» PROBLEM STATEMENT
Wherever the string "звена" shows up in a line, count that line. Give the total alone.

» SUPPLIED DATA
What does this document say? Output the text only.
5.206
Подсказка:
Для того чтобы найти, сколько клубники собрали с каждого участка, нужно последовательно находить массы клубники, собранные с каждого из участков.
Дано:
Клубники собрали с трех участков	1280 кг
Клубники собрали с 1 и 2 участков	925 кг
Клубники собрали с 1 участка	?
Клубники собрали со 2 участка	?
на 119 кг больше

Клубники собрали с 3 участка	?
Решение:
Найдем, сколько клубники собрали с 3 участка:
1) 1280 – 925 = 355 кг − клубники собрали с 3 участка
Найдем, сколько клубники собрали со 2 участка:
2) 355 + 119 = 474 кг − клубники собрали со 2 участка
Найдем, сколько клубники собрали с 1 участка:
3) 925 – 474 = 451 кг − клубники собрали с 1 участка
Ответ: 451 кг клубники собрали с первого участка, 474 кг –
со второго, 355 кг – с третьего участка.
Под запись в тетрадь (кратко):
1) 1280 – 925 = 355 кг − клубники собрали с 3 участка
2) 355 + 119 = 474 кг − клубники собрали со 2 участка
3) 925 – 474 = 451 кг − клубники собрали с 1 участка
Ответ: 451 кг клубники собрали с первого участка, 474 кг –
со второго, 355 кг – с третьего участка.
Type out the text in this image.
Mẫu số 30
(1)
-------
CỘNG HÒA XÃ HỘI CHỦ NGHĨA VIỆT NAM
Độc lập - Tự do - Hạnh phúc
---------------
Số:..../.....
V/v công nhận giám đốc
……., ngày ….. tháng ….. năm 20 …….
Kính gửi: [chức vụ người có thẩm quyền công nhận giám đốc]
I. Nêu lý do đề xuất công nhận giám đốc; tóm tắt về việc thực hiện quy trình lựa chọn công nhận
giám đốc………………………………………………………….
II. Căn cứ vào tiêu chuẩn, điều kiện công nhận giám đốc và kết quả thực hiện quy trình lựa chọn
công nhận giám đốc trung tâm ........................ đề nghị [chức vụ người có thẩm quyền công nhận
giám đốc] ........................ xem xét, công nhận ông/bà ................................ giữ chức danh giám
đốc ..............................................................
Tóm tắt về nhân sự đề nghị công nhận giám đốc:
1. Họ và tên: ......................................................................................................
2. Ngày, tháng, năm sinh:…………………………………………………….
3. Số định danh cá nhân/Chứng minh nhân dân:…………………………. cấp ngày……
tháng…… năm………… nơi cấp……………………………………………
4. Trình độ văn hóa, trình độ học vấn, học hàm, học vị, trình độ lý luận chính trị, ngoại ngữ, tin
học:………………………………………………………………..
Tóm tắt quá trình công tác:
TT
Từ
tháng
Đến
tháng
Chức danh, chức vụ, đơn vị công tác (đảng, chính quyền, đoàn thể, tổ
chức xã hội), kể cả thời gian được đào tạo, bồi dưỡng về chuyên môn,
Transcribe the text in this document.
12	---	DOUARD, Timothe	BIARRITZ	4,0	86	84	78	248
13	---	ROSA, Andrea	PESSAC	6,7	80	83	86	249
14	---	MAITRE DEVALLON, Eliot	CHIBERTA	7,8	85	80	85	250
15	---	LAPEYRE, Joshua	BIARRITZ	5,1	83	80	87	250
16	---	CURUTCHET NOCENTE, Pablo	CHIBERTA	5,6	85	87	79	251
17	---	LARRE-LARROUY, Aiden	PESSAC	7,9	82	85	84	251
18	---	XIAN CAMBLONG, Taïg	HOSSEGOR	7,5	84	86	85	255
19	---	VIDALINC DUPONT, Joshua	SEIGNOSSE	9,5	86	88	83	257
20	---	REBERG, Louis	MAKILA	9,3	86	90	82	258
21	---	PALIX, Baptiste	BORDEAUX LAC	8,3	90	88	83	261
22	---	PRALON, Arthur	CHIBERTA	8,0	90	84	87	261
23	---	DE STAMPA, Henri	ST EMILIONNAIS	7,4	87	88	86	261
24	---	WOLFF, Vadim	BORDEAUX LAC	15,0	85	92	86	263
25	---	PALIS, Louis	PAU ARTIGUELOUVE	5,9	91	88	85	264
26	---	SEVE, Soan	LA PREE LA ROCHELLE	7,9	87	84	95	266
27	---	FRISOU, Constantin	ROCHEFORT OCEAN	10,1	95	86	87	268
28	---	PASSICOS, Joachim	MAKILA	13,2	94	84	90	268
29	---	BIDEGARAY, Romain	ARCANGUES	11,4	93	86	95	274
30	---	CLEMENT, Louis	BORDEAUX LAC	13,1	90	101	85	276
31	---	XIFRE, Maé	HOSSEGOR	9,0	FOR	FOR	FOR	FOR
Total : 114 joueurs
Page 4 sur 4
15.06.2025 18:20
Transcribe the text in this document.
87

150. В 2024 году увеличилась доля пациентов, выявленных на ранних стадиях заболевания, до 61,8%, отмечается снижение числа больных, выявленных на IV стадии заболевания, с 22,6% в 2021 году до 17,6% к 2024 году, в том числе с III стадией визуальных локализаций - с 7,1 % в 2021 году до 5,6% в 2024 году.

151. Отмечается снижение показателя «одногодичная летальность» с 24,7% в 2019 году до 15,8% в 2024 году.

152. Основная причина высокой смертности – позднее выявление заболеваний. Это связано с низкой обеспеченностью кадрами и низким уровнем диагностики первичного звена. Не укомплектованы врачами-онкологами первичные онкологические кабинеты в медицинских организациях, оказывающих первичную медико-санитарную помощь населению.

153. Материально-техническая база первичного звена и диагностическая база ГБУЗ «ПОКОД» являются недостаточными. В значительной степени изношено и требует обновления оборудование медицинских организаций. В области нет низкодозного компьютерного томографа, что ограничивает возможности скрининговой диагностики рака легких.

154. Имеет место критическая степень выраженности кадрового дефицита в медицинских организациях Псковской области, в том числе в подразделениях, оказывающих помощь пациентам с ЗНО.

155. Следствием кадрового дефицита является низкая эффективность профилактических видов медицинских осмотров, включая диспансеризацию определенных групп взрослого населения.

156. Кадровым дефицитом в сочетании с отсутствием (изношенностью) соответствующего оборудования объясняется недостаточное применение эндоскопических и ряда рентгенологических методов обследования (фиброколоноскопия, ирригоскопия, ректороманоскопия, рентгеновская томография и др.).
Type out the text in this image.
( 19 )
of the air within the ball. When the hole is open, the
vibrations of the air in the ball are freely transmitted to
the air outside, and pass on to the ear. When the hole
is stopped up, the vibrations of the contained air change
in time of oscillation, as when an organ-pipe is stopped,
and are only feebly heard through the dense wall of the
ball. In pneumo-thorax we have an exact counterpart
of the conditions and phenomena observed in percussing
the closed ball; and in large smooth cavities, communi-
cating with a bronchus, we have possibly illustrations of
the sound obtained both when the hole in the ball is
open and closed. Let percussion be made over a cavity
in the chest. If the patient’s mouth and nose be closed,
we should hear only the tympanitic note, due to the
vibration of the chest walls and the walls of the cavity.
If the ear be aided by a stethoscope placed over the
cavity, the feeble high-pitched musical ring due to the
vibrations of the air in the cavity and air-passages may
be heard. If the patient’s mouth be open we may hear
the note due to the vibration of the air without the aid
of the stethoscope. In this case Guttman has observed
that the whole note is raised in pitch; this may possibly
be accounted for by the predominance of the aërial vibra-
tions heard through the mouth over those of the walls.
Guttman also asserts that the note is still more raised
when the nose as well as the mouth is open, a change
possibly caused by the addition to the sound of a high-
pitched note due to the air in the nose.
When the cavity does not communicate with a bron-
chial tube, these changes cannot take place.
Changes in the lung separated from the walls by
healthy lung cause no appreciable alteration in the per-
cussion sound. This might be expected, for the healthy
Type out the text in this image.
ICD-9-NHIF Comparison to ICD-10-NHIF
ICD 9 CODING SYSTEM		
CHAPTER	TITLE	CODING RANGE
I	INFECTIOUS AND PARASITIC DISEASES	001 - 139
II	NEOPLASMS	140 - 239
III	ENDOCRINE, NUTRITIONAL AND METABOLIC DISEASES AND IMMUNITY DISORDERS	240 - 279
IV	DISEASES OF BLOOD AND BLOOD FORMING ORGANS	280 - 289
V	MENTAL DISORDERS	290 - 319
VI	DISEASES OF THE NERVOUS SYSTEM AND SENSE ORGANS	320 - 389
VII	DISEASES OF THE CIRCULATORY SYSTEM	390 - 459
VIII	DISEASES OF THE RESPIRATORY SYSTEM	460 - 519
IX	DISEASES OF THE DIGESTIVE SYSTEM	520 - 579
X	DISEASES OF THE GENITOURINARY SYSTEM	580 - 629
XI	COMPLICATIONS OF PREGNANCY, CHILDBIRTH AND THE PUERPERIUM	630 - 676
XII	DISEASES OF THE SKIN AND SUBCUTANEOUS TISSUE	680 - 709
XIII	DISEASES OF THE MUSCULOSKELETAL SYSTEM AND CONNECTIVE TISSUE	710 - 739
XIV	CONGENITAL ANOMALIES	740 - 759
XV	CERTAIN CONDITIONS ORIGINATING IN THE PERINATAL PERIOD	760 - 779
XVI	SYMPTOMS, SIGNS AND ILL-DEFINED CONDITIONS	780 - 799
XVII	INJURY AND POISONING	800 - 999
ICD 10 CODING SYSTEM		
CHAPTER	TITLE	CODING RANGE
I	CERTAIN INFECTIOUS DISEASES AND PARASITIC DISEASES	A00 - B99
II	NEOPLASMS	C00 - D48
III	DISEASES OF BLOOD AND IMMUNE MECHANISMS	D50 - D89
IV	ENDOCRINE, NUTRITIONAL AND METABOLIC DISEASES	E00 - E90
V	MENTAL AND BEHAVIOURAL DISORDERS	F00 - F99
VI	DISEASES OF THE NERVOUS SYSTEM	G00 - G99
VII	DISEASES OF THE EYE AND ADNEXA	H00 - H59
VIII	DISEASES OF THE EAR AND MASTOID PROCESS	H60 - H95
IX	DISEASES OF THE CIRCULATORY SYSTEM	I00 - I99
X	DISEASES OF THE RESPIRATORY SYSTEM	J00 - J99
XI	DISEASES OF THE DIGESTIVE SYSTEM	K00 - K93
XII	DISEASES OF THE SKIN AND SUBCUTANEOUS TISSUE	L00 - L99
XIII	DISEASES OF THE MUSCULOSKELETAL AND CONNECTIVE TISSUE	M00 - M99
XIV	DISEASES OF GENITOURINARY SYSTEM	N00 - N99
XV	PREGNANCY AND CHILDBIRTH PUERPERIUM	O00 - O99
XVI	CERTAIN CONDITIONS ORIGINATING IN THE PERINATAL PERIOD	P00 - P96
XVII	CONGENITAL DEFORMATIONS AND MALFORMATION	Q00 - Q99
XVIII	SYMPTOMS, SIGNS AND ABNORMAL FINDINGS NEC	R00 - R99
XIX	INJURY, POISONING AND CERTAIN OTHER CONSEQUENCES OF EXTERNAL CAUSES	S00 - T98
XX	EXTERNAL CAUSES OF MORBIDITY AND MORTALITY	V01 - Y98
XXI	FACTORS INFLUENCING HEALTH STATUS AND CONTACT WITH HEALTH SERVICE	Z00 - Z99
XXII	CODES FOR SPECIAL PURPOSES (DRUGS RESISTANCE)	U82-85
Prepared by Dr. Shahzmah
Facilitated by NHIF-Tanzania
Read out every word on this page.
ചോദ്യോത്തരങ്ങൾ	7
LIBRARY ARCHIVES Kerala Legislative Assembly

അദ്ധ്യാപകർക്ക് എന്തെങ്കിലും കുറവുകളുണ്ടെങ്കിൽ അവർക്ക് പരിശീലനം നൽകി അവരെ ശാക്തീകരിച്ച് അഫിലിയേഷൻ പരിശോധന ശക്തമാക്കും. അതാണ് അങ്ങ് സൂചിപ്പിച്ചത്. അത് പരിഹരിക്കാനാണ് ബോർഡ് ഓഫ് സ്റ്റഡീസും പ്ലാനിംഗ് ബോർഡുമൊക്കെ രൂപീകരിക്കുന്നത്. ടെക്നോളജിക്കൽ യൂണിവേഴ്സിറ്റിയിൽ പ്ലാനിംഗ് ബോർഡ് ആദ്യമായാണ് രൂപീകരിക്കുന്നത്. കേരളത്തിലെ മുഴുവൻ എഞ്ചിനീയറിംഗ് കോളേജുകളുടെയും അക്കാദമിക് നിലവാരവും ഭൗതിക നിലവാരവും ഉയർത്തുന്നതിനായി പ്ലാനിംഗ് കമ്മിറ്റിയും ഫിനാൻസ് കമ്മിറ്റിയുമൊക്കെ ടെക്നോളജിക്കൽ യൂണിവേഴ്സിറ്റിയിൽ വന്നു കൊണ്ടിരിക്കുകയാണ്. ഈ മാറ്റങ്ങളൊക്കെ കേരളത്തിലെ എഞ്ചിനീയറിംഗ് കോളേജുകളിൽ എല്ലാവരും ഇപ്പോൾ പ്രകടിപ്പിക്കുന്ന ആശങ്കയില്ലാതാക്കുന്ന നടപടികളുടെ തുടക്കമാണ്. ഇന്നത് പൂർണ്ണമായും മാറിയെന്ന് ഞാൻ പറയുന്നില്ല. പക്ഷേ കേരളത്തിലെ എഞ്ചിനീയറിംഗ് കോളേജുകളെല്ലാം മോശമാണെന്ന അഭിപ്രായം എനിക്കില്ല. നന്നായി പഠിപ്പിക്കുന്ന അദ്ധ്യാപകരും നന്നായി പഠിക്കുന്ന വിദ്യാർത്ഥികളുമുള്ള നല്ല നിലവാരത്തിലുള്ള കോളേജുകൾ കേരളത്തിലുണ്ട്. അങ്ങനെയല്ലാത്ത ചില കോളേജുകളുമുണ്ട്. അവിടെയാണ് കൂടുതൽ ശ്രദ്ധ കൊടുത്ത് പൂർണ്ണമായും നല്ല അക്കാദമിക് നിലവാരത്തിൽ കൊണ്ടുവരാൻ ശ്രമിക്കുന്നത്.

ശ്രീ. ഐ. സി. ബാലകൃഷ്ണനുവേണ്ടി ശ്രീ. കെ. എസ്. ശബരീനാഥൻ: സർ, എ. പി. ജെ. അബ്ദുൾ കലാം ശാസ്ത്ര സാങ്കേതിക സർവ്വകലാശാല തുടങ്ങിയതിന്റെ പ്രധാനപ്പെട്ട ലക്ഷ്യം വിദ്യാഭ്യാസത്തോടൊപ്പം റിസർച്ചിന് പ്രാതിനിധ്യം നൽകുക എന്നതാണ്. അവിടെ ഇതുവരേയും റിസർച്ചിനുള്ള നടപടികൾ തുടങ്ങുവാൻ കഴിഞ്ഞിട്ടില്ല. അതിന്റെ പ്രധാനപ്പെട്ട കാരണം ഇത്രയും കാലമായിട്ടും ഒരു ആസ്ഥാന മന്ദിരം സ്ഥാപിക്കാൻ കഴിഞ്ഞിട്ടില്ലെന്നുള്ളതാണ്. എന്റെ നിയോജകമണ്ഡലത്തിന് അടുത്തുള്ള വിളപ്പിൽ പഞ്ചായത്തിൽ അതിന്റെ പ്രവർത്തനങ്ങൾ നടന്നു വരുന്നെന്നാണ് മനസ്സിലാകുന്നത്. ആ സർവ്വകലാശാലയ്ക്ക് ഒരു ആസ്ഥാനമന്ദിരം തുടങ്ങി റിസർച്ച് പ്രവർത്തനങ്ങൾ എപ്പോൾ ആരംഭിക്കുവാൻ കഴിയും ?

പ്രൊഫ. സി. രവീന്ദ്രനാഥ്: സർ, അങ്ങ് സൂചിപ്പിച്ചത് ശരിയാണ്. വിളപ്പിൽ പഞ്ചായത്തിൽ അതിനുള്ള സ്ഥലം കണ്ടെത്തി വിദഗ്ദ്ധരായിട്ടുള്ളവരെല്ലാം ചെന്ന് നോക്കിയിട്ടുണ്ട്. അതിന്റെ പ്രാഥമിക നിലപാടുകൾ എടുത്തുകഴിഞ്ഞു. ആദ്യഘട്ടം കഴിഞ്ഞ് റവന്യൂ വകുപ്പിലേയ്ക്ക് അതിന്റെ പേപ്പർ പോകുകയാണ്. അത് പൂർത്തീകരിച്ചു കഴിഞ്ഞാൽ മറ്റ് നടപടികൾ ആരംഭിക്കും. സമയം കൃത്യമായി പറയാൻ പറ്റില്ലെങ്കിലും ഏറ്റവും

» RESPONSE
2